#### Problem description
Could you write out the records below exactly as they appear?

____________________

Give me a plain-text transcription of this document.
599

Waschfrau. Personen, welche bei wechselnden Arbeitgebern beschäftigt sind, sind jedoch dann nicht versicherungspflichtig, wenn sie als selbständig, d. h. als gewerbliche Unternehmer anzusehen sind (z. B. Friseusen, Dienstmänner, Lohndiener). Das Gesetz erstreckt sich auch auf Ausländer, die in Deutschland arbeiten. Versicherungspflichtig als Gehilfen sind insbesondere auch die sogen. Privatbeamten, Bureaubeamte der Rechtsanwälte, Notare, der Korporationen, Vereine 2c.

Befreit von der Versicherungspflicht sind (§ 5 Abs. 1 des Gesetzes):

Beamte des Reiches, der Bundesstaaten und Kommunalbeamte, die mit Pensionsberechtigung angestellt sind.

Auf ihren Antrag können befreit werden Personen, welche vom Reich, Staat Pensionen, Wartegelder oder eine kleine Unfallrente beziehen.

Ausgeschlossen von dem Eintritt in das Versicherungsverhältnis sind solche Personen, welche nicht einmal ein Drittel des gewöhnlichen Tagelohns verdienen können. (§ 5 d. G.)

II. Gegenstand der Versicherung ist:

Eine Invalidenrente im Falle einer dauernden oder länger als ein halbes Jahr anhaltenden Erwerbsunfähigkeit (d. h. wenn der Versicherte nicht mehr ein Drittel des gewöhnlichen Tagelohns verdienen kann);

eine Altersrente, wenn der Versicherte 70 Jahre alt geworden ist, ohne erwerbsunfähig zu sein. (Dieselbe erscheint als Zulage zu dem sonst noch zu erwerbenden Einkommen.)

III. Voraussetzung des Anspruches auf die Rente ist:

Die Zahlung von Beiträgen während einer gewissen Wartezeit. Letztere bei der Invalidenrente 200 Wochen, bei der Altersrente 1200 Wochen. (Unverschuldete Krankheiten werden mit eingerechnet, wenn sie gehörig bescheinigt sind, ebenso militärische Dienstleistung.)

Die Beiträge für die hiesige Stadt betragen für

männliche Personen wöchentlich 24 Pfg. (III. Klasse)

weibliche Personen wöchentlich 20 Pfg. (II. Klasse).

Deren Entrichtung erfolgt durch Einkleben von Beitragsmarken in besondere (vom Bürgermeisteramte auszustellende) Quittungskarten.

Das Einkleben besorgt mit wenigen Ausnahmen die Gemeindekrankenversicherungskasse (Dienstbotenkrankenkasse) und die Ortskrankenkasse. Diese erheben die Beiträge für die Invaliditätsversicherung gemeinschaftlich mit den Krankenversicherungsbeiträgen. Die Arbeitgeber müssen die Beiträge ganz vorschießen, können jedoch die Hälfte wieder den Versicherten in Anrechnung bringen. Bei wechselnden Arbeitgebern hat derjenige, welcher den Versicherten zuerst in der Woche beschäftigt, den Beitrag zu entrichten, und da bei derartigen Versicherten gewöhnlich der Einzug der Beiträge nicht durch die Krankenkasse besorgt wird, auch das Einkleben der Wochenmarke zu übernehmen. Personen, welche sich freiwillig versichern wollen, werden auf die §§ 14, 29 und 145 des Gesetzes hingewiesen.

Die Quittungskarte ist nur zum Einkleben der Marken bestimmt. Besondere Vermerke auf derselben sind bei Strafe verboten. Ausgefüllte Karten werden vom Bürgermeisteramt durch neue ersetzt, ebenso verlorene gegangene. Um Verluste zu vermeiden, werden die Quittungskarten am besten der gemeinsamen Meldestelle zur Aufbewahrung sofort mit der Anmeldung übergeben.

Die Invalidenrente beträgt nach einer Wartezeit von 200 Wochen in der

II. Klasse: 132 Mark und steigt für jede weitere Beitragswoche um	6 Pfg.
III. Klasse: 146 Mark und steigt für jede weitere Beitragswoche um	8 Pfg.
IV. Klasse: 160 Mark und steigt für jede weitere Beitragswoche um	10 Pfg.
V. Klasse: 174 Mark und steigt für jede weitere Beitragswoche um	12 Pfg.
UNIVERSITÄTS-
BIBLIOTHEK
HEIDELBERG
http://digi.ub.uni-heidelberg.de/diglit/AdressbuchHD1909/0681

____________________

#### Full response
Give me a plain-text transcription of this document.
599

Waschfrau. Personen, welche bei wechselnden Arbeitgebern beschäftigt sind, sind jedoch dann nicht versicherungspflichtig, wenn sie als selbständig, d. h. als gewerbliche Unternehmer anzusehen sind (z. B. Friseusen, Dienstmänner, Lohndiener). Das Gesetz erstreckt sich auch auf Ausländer, die in Deutschland arbeiten. Versicherungspflichtig als Gehilfen sind insbesondere auch die sogen. Privatbeamten, Bureaubeamte der Rechtsanwälte, Notare, der Korporationen, Vereine 2c.

Befreit von der Versicherungspflicht sind (§ 5 Abs. 1 des Gesetzes):

Beamte des Reiches, der Bundesstaaten und Kommunalbeamte, die mit Pensionsberechtigung angestellt sind.

Auf ihren Antrag können befreit werden Personen, welche vom Reich, Staat Pensionen, Wartegelder oder eine kleine Unfallrente beziehen.

Ausgeschlossen von dem Eintritt in das Versicherungsverhältnis sind solche Personen, welche nicht einmal ein Drittel des gewöhnlichen Tagelohns verdienen können. (§ 5 d. G.)

II. Gegenstand der Versicherung ist:

Eine Invalidenrente im Falle einer dauernden oder länger als ein halbes Jahr anhaltenden Erwerbsunfähigkeit (d. h. wenn der Versicherte nicht mehr ein Drittel des gewöhnlichen Tagelohns verdienen kann);

eine Altersrente, wenn der Versicherte 70 Jahre alt geworden ist, ohne erwerbsunfähig zu sein. (Dieselbe erscheint als Zulage zu dem sonst noch zu erwerbenden Einkommen.)

III. Voraussetzung des Anspruches auf die Rente ist:

Die Zahlung von Beiträgen während einer gewissen Wartezeit. Letztere bei der Invalidenrente 200 Wochen, bei der Altersrente 1200 Wochen. (Unverschuldete Krankheiten werden mit eingerechnet, wenn sie gehörig bescheinigt sind, ebenso militärische Dienstleistung.)

Die Beiträge für die hiesige Stadt betragen für

männliche Personen wöchentlich 24 Pfg. (III. Klasse)

weibliche Personen wöchentlich 20 Pfg. (II. Klasse).

Deren Entrichtung erfolgt durch Einkleben von Beitragsmarken in besondere (vom Bürgermeisteramte auszustellende) Quittungskarten.

Das Einkleben besorgt mit wenigen Ausnahmen die Gemeindekrankenversicherungskasse (Dienstbotenkrankenkasse) und die Ortskrankenkasse. Diese erheben die Beiträge für die Invaliditätsversicherung gemeinschaftlich mit den Krankenversicherungsbeiträgen. Die Arbeitgeber müssen die Beiträge ganz vorschießen, können jedoch die Hälfte wieder den Versicherten in Anrechnung bringen. Bei wechselnden Arbeitgebern hat derjenige, welcher den Versicherten zuerst in der Woche beschäftigt, den Beitrag zu entrichten, und da bei derartigen Versicherten gewöhnlich der Einzug der Beiträge nicht durch die Krankenkasse besorgt wird, auch das Einkleben der Wochenmarke zu übernehmen. Personen, welche sich freiwillig versichern wollen, werden auf die §§ 14, 29 und 145 des Gesetzes hingewiesen.

Die Quittungskarte ist nur zum Einkleben der Marken bestimmt. Besondere Vermerke auf derselben sind bei Strafe verboten. Ausgefüllte Karten werden vom Bürgermeisteramt durch neue ersetzt, ebenso verlorene gegangene. Um Verluste zu vermeiden, werden die Quittungskarten am besten der gemeinsamen Meldestelle zur Aufbewahrung sofort mit der Anmeldung übergeben.

Die Invalidenrente beträgt nach einer Wartezeit von 200 Wochen in der

II. Klasse: 132 Mark und steigt für jede weitere Beitragswoche um	6 Pfg.
III. Klasse: 146 Mark und steigt für jede weitere Beitragswoche um	8 Pfg.
IV. Klasse: 160 Mark und steigt für jede weitere Beitragswoche um	10 Pfg.
V. Klasse: 174 Mark und steigt für jede weitere Beitragswoche um	12 Pfg.
UNIVERSITÄTS-
BIBLIOTHEK
HEIDELBERG
http://digi.ub.uni-heidelberg.de/diglit/AdressbuchHD1909/0681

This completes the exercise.